(Collected data entries)
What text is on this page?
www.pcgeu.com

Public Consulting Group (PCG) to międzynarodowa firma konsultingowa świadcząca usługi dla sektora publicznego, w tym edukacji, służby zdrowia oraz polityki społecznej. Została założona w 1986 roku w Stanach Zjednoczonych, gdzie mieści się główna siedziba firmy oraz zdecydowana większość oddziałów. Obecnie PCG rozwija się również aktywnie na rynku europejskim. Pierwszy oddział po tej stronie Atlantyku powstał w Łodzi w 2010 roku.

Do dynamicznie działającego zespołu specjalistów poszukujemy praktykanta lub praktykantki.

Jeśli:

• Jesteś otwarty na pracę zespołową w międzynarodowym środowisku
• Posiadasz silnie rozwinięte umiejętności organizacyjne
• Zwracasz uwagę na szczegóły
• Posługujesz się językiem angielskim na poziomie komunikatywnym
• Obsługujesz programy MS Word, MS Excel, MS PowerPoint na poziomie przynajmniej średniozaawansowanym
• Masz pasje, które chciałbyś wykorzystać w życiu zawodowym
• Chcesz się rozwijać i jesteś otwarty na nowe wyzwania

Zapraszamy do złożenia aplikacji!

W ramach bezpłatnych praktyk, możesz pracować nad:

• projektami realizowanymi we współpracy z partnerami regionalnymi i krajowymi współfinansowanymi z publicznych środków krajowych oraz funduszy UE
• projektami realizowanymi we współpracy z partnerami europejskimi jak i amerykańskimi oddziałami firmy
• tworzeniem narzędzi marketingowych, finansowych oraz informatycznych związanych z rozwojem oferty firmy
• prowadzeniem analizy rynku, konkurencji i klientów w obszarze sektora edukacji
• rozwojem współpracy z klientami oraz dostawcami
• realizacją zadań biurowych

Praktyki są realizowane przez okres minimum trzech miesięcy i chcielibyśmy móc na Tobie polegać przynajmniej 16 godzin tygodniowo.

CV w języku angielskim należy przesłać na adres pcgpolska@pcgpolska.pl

...

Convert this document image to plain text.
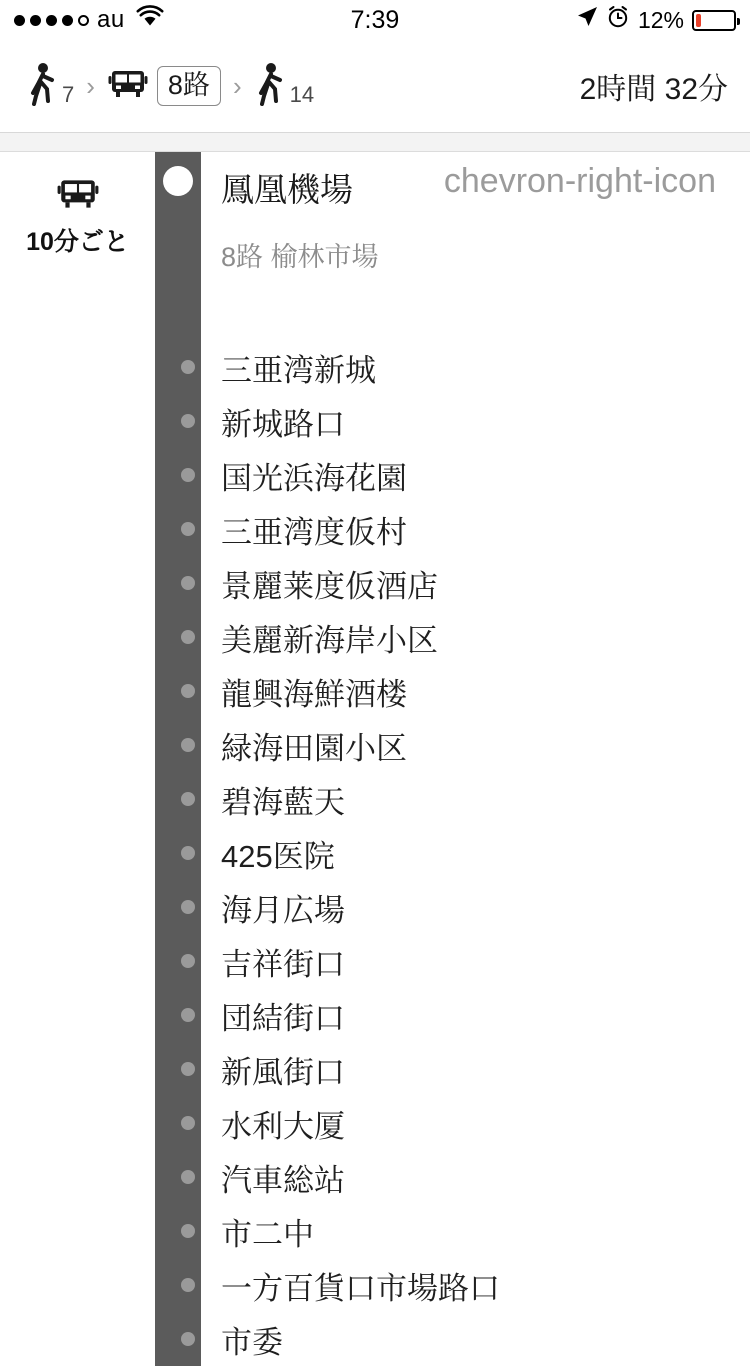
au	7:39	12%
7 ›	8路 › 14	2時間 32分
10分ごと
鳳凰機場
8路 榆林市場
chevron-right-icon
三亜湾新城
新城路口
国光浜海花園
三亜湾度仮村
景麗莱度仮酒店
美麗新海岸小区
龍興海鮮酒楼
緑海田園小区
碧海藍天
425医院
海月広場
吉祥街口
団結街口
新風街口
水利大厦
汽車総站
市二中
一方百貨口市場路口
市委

Work to do: Copy each line in the data that holds the word "text".

Complete answer:
What text is on this page?
Convert this document image to plain text.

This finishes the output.